▸ **What needs to be done**
Retype the whole listing below, character for character.
═══ Record excerpts ═══
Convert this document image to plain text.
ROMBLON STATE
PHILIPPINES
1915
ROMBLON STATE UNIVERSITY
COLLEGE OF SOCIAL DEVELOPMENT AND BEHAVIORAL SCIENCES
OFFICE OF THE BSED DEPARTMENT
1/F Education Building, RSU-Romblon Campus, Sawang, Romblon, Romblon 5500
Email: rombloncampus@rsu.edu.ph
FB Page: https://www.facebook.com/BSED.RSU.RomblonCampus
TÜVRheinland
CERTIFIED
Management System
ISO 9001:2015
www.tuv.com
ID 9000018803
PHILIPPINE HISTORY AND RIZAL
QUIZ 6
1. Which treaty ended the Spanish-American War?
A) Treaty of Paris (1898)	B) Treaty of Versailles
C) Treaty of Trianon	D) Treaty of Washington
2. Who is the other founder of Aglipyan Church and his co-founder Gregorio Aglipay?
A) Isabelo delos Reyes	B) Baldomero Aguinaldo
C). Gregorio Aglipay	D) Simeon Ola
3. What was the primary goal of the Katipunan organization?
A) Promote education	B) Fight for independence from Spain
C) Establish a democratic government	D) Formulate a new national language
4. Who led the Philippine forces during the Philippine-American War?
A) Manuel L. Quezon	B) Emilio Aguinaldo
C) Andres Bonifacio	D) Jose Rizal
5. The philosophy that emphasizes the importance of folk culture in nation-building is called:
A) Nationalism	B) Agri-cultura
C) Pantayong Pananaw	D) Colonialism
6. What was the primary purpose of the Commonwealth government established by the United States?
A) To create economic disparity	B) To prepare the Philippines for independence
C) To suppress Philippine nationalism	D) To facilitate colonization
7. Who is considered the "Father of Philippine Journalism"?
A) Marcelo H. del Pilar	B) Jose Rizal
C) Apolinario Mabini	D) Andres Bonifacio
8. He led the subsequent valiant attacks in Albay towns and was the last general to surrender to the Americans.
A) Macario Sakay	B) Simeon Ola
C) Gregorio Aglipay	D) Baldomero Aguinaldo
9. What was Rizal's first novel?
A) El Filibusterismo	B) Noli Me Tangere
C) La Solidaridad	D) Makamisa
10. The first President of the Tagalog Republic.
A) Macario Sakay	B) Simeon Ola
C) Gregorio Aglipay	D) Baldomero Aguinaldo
═══
▸ **Correct response**
Convert this document image to plain text.
ROMBLON STATE
PHILIPPINES
1915
ROMBLON STATE UNIVERSITY
COLLEGE OF SOCIAL DEVELOPMENT AND BEHAVIORAL SCIENCES
OFFICE OF THE BSED DEPARTMENT
1/F Education Building, RSU-Romblon Campus, Sawang, Romblon, Romblon 5500
Email: rombloncampus@rsu.edu.ph
FB Page: https://www.facebook.com/BSED.RSU.RomblonCampus
TÜVRheinland
CERTIFIED
Management System
ISO 9001:2015
www.tuv.com
ID 9000018803
PHILIPPINE HISTORY AND RIZAL
QUIZ 6
1. Which treaty ended the Spanish-American War?
A) Treaty of Paris (1898)	B) Treaty of Versailles
C) Treaty of Trianon	D) Treaty of Washington
2. Who is the other founder of Aglipyan Church and his co-founder Gregorio Aglipay?
A) Isabelo delos Reyes	B) Baldomero Aguinaldo
C). Gregorio Aglipay	D) Simeon Ola
3. What was the primary goal of the Katipunan organization?
A) Promote education	B) Fight for independence from Spain
C) Establish a democratic government	D) Formulate a new national language
4. Who led the Philippine forces during the Philippine-American War?
A) Manuel L. Quezon	B) Emilio Aguinaldo
C) Andres Bonifacio	D) Jose Rizal
5. The philosophy that emphasizes the importance of folk culture in nation-building is called:
A) Nationalism	B) Agri-cultura
C) Pantayong Pananaw	D) Colonialism
6. What was the primary purpose of the Commonwealth government established by the United States?
A) To create economic disparity	B) To prepare the Philippines for independence
C) To suppress Philippine nationalism	D) To facilitate colonization
7. Who is considered the "Father of Philippine Journalism"?
A) Marcelo H. del Pilar	B) Jose Rizal
C) Apolinario Mabini	D) Andres Bonifacio
8. He led the subsequent valiant attacks in Albay towns and was the last general to surrender to the Americans.
A) Macario Sakay	B) Simeon Ola
C) Gregorio Aglipay	D) Baldomero Aguinaldo
9. What was Rizal's first novel?
A) El Filibusterismo	B) Noli Me Tangere
C) La Solidaridad	D) Makamisa
10. The first President of the Tagalog Republic.
A) Macario Sakay	B) Simeon Ola
C) Gregorio Aglipay	D) Baldomero Aguinaldo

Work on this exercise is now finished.